## Problem
Look over the lines below. Report each one that includes the string "Bahan".

====== Data rows ======

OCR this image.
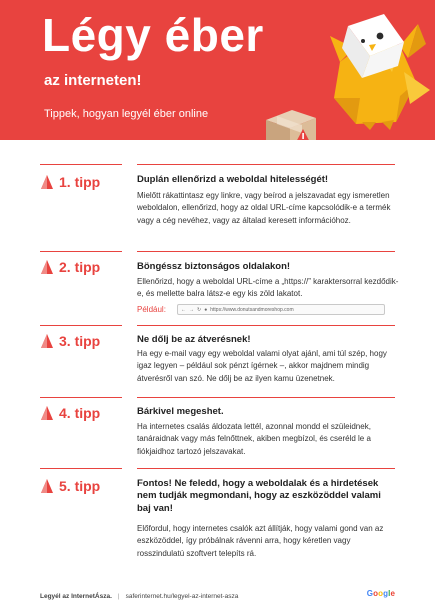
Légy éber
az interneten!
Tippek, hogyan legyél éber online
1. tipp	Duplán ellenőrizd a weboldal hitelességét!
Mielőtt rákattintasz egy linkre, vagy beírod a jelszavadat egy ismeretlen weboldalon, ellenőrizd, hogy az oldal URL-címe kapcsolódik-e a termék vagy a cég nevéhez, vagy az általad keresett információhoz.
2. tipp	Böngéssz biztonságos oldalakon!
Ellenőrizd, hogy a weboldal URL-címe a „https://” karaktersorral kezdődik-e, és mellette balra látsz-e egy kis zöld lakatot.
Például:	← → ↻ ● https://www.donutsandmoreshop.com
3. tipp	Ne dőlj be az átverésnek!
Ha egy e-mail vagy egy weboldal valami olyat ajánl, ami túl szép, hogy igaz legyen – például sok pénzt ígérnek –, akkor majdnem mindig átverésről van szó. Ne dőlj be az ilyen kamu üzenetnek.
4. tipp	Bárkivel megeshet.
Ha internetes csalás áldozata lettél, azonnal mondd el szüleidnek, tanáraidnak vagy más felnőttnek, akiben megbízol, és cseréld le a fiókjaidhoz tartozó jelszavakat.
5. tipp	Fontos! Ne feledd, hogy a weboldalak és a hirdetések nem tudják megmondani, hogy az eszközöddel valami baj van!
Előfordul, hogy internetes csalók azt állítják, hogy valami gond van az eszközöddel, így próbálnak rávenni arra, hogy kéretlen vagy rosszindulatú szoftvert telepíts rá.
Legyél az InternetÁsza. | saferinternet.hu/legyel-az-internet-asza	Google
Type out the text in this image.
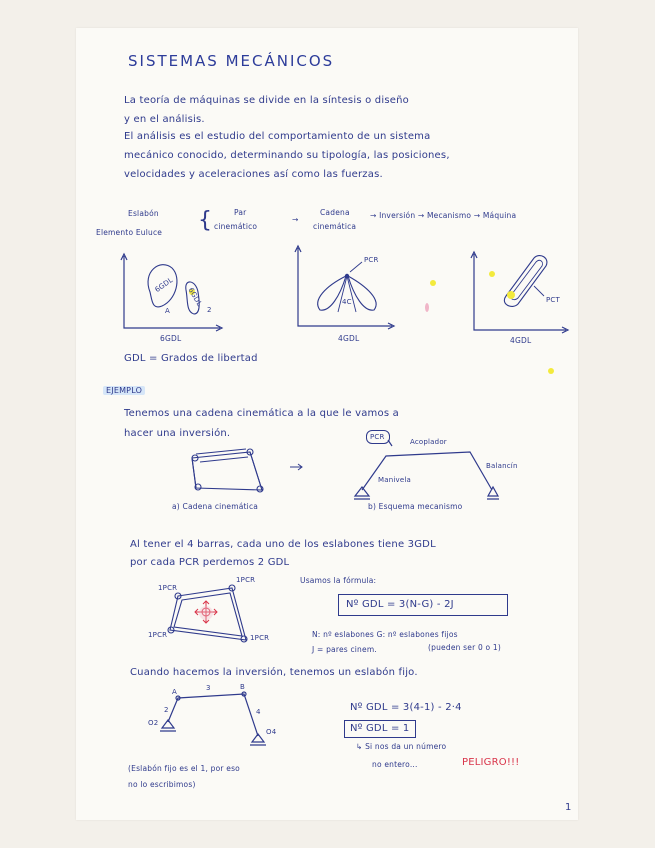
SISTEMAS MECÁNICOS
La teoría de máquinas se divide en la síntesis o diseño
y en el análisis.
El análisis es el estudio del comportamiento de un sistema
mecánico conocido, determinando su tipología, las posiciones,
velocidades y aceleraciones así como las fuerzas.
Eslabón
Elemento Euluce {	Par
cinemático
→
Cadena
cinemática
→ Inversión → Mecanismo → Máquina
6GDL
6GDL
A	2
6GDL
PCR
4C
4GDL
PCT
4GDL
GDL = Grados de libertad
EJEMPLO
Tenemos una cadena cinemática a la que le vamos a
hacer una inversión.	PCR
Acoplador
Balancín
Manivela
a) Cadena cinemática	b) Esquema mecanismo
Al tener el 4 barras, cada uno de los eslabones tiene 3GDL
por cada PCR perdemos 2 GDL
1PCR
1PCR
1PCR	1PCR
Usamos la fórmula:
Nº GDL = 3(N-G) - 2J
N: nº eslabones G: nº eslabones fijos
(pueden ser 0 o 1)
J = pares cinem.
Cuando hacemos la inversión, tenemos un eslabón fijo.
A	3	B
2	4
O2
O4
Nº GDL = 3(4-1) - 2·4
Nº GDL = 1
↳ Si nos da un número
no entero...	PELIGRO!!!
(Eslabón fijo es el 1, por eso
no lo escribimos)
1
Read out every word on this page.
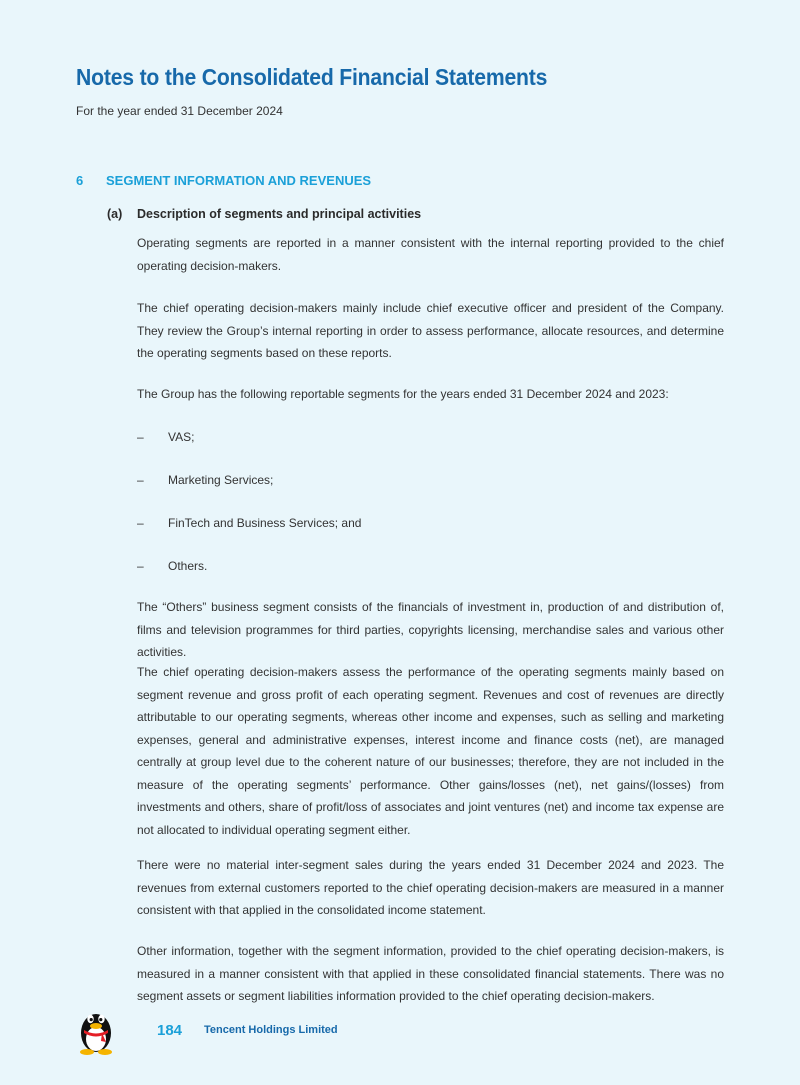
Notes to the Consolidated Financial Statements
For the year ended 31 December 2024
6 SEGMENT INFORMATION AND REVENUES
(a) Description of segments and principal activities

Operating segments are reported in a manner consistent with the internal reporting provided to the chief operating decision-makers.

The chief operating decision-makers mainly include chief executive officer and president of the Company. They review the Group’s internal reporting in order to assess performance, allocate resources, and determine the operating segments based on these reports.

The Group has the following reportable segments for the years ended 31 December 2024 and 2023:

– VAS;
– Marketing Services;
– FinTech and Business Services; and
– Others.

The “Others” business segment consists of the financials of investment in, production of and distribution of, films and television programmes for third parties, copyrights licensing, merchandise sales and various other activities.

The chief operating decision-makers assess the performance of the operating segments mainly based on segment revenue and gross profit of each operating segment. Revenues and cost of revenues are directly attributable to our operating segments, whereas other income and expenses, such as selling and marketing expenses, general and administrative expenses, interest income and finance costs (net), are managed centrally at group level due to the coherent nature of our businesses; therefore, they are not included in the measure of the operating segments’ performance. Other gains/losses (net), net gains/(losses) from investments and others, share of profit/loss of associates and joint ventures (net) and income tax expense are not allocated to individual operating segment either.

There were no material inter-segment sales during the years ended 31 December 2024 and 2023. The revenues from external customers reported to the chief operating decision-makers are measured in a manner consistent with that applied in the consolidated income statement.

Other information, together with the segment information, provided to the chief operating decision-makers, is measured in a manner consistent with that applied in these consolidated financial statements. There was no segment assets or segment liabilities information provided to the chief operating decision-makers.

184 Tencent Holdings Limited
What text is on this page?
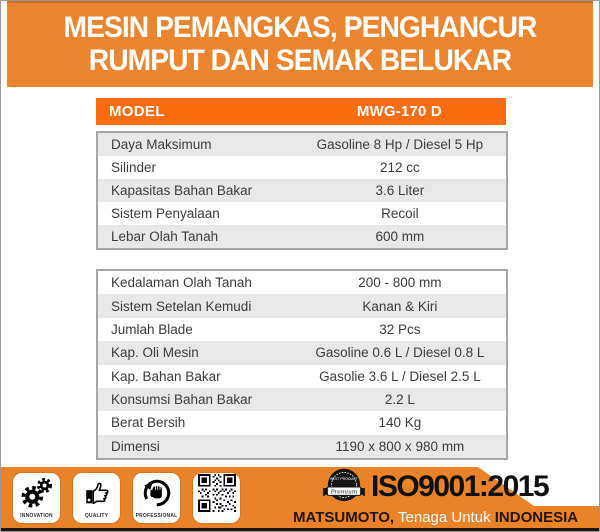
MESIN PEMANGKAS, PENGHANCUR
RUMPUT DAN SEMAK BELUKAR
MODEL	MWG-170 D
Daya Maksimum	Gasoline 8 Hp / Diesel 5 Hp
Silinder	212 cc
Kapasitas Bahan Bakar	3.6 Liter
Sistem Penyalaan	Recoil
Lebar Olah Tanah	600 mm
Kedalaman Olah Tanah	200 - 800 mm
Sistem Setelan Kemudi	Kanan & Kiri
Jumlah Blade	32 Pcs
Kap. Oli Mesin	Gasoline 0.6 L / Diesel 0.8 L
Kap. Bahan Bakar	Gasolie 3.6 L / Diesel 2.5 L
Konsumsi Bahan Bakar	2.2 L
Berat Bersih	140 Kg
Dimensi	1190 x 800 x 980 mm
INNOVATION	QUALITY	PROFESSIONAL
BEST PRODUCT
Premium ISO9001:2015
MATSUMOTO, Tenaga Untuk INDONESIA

======
====== Data rows ======

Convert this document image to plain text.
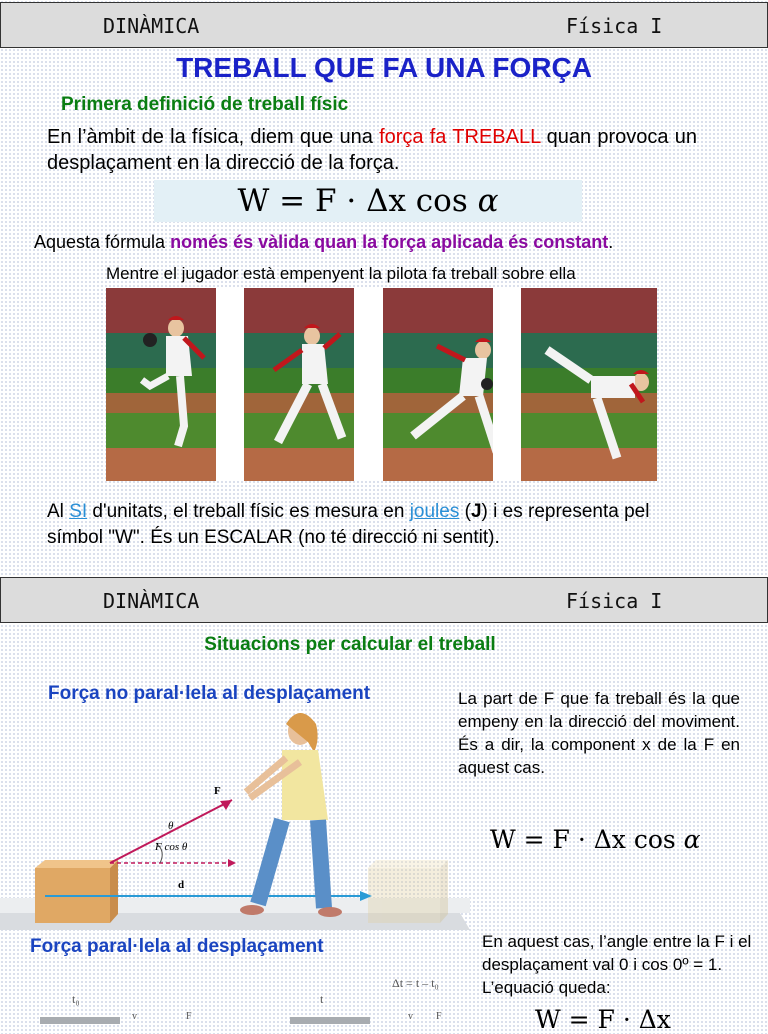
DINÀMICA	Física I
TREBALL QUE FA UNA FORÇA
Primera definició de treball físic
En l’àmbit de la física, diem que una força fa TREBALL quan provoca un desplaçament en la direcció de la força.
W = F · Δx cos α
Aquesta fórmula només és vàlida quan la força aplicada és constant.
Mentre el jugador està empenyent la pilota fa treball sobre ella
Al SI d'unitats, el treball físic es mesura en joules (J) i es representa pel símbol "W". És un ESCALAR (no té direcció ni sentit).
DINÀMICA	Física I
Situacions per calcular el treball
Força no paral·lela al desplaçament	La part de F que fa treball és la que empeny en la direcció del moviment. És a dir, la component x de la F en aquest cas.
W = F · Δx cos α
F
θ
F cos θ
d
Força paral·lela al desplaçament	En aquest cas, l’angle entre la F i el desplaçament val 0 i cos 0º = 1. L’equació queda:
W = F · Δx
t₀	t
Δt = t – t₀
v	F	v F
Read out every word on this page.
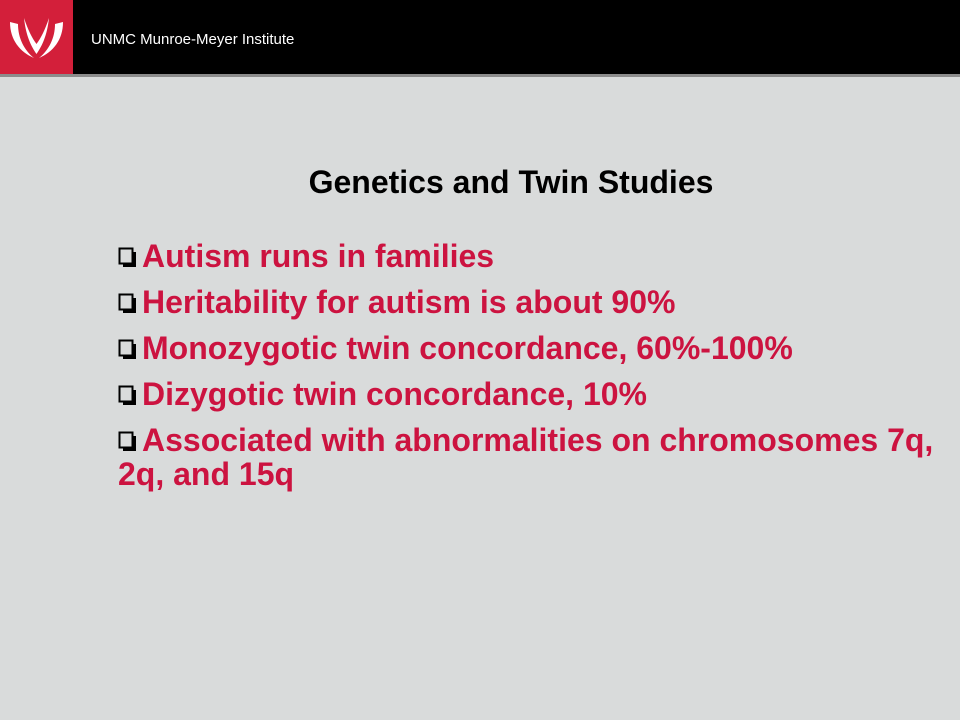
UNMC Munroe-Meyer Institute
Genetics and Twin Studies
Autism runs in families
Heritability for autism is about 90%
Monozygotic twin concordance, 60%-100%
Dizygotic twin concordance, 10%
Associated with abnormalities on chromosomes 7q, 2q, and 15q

======

## Correct answer
Kapasitas Bahan Bakar	3.6 Liter
Kap. Bahan Bakar	Gasolie 3.6 L / Diesel 2.5 L
Konsumsi Bahan Bakar	2.2 L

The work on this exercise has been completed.